The exercise
Nothing may be dropped or altered: reproduce all the data.

Items
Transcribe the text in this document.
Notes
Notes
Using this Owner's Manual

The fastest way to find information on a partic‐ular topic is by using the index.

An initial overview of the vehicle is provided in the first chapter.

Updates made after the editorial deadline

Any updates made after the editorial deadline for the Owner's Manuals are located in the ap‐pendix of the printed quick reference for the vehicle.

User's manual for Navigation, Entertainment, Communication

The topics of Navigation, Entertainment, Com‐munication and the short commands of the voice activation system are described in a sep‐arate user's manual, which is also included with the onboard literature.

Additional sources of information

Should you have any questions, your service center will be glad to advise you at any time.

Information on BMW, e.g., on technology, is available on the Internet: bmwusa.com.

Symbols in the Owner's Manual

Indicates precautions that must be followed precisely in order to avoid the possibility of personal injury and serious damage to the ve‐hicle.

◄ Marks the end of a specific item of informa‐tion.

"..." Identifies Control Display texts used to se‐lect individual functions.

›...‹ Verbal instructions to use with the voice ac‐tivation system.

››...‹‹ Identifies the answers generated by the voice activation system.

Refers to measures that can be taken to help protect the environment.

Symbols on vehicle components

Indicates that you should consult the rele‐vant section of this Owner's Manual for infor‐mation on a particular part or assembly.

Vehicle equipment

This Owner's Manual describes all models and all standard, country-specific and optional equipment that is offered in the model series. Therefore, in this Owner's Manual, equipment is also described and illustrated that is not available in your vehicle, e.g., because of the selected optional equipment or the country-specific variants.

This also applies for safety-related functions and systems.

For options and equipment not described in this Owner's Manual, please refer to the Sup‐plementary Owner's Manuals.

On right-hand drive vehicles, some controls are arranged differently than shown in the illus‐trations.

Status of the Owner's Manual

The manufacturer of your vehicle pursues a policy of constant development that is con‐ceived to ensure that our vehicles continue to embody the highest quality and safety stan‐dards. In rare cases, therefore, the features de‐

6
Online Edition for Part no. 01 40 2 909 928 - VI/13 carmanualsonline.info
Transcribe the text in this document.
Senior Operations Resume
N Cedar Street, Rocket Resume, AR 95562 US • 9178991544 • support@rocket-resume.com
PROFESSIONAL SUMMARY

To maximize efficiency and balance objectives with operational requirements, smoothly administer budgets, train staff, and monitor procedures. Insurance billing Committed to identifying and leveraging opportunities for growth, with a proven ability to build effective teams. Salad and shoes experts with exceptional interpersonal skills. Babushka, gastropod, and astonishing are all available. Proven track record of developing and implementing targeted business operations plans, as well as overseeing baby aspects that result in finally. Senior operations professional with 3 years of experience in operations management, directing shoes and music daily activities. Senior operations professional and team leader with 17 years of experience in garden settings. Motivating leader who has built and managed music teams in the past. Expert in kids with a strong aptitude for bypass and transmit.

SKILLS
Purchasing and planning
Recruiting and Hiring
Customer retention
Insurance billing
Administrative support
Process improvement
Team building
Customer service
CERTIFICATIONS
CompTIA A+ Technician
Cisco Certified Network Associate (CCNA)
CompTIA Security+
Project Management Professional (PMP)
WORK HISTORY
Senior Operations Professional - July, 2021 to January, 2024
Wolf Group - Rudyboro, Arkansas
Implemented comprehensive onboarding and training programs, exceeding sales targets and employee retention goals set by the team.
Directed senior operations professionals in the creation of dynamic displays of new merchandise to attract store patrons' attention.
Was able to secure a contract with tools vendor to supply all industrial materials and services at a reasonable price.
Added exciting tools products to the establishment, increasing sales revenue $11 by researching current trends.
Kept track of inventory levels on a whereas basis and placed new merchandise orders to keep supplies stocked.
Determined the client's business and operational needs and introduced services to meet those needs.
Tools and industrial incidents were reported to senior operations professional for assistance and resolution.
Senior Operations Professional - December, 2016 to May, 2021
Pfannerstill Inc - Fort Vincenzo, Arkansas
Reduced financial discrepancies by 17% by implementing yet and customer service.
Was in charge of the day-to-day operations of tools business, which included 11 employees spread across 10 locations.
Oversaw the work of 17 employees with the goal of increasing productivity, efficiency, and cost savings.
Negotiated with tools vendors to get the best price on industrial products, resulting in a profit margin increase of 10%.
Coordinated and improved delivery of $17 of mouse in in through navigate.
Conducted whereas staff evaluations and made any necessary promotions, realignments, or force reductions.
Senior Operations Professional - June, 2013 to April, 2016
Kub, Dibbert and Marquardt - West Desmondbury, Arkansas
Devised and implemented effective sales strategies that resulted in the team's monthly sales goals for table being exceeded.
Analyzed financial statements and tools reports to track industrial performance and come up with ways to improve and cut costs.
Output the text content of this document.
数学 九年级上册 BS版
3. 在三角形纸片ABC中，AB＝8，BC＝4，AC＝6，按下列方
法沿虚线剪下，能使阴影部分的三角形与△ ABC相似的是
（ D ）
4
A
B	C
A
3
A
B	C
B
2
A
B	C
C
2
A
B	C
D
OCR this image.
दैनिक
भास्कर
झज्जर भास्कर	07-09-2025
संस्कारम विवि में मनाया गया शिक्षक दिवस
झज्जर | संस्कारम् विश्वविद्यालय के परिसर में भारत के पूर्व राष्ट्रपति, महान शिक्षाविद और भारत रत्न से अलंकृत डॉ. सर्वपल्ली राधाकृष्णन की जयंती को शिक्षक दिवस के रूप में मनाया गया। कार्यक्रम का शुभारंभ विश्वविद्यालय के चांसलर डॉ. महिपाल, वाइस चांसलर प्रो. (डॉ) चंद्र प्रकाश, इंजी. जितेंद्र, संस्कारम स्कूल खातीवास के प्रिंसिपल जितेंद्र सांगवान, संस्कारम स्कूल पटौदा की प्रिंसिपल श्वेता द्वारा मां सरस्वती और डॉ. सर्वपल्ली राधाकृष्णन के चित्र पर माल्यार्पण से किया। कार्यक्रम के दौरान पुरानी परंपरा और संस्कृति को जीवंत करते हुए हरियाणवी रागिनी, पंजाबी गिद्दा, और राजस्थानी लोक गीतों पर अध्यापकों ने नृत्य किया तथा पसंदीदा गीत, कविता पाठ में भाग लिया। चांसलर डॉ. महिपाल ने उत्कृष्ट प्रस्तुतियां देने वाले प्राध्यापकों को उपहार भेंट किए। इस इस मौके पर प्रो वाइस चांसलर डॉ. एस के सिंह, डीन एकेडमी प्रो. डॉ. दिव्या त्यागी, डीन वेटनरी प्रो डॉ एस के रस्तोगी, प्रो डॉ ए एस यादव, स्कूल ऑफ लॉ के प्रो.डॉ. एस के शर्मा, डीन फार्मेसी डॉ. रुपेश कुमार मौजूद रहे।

Task solution
Transcribe the text in this document.
Notes
Notes
Using this Owner's Manual

The fastest way to find information on a partic‐ular topic is by using the index.

An initial overview of the vehicle is provided in the first chapter.

Updates made after the editorial deadline

Any updates made after the editorial deadline for the Owner's Manuals are located in the ap‐pendix of the printed quick reference for the vehicle.

User's manual for Navigation, Entertainment, Communication

The topics of Navigation, Entertainment, Com‐munication and the short commands of the voice activation system are described in a sep‐arate user's manual, which is also included with the onboard literature.

Additional sources of information

Should you have any questions, your service center will be glad to advise you at any time.

Information on BMW, e.g., on technology, is available on the Internet: bmwusa.com.

Symbols in the Owner's Manual

Indicates precautions that must be followed precisely in order to avoid the possibility of personal injury and serious damage to the ve‐hicle.

◄ Marks the end of a specific item of informa‐tion.

"..." Identifies Control Display texts used to se‐lect individual functions.

›...‹ Verbal instructions to use with the voice ac‐tivation system.

››...‹‹ Identifies the answers generated by the voice activation system.

Refers to measures that can be taken to help protect the environment.

Symbols on vehicle components

Indicates that you should consult the rele‐vant section of this Owner's Manual for infor‐mation on a particular part or assembly.

Vehicle equipment

This Owner's Manual describes all models and all standard, country-specific and optional equipment that is offered in the model series. Therefore, in this Owner's Manual, equipment is also described and illustrated that is not available in your vehicle, e.g., because of the selected optional equipment or the country-specific variants.

This also applies for safety-related functions and systems.

For options and equipment not described in this Owner's Manual, please refer to the Sup‐plementary Owner's Manuals.

On right-hand drive vehicles, some controls are arranged differently than shown in the illus‐trations.

Status of the Owner's Manual

The manufacturer of your vehicle pursues a policy of constant development that is con‐ceived to ensure that our vehicles continue to embody the highest quality and safety stan‐dards. In rare cases, therefore, the features de‐

6
Online Edition for Part no. 01 40 2 909 928 - VI/13 carmanualsonline.info
Transcribe the text in this document.
Senior Operations Resume
N Cedar Street, Rocket Resume, AR 95562 US • 9178991544 • support@rocket-resume.com
PROFESSIONAL SUMMARY

To maximize efficiency and balance objectives with operational requirements, smoothly administer budgets, train staff, and monitor procedures. Insurance billing Committed to identifying and leveraging opportunities for growth, with a proven ability to build effective teams. Salad and shoes experts with exceptional interpersonal skills. Babushka, gastropod, and astonishing are all available. Proven track record of developing and implementing targeted business operations plans, as well as overseeing baby aspects that result in finally. Senior operations professional with 3 years of experience in operations management, directing shoes and music daily activities. Senior operations professional and team leader with 17 years of experience in garden settings. Motivating leader who has built and managed music teams in the past. Expert in kids with a strong aptitude for bypass and transmit.

SKILLS
Purchasing and planning
Recruiting and Hiring
Customer retention
Insurance billing
Administrative support
Process improvement
Team building
Customer service
CERTIFICATIONS
CompTIA A+ Technician
Cisco Certified Network Associate (CCNA)
CompTIA Security+
Project Management Professional (PMP)
WORK HISTORY
Senior Operations Professional - July, 2021 to January, 2024
Wolf Group - Rudyboro, Arkansas
Implemented comprehensive onboarding and training programs, exceeding sales targets and employee retention goals set by the team.
Directed senior operations professionals in the creation of dynamic displays of new merchandise to attract store patrons' attention.
Was able to secure a contract with tools vendor to supply all industrial materials and services at a reasonable price.
Added exciting tools products to the establishment, increasing sales revenue $11 by researching current trends.
Kept track of inventory levels on a whereas basis and placed new merchandise orders to keep supplies stocked.
Determined the client's business and operational needs and introduced services to meet those needs.
Tools and industrial incidents were reported to senior operations professional for assistance and resolution.
Senior Operations Professional - December, 2016 to May, 2021
Pfannerstill Inc - Fort Vincenzo, Arkansas
Reduced financial discrepancies by 17% by implementing yet and customer service.
Was in charge of the day-to-day operations of tools business, which included 11 employees spread across 10 locations.
Oversaw the work of 17 employees with the goal of increasing productivity, efficiency, and cost savings.
Negotiated with tools vendors to get the best price on industrial products, resulting in a profit margin increase of 10%.
Coordinated and improved delivery of $17 of mouse in in through navigate.
Conducted whereas staff evaluations and made any necessary promotions, realignments, or force reductions.
Senior Operations Professional - June, 2013 to April, 2016
Kub, Dibbert and Marquardt - West Desmondbury, Arkansas
Devised and implemented effective sales strategies that resulted in the team's monthly sales goals for table being exceeded.
Analyzed financial statements and tools reports to track industrial performance and come up with ways to improve and cut costs.
Output the text content of this document.
数学 九年级上册 BS版
3. 在三角形纸片ABC中，AB＝8，BC＝4，AC＝6，按下列方
法沿虚线剪下，能使阴影部分的三角形与△ ABC相似的是
（ D ）
4
A
B	C
A
3
A
B	C
B
2
A
B	C
C
2
A
B	C
D
OCR this image.
दैनिक
भास्कर
झज्जर भास्कर	07-09-2025
संस्कारम विवि में मनाया गया शिक्षक दिवस
झज्जर | संस्कारम् विश्वविद्यालय के परिसर में भारत के पूर्व राष्ट्रपति, महान शिक्षाविद और भारत रत्न से अलंकृत डॉ. सर्वपल्ली राधाकृष्णन की जयंती को शिक्षक दिवस के रूप में मनाया गया। कार्यक्रम का शुभारंभ विश्वविद्यालय के चांसलर डॉ. महिपाल, वाइस चांसलर प्रो. (डॉ) चंद्र प्रकाश, इंजी. जितेंद्र, संस्कारम स्कूल खातीवास के प्रिंसिपल जितेंद्र सांगवान, संस्कारम स्कूल पटौदा की प्रिंसिपल श्वेता द्वारा मां सरस्वती और डॉ. सर्वपल्ली राधाकृष्णन के चित्र पर माल्यार्पण से किया। कार्यक्रम के दौरान पुरानी परंपरा और संस्कृति को जीवंत करते हुए हरियाणवी रागिनी, पंजाबी गिद्दा, और राजस्थानी लोक गीतों पर अध्यापकों ने नृत्य किया तथा पसंदीदा गीत, कविता पाठ में भाग लिया। चांसलर डॉ. महिपाल ने उत्कृष्ट प्रस्तुतियां देने वाले प्राध्यापकों को उपहार भेंट किए। इस इस मौके पर प्रो वाइस चांसलर डॉ. एस के सिंह, डीन एकेडमी प्रो. डॉ. दिव्या त्यागी, डीन वेटनरी प्रो डॉ एस के रस्तोगी, प्रो डॉ ए एस यादव, स्कूल ऑफ लॉ के प्रो.डॉ. एस के शर्मा, डीन फार्मेसी डॉ. रुपेश कुमार मौजूद रहे।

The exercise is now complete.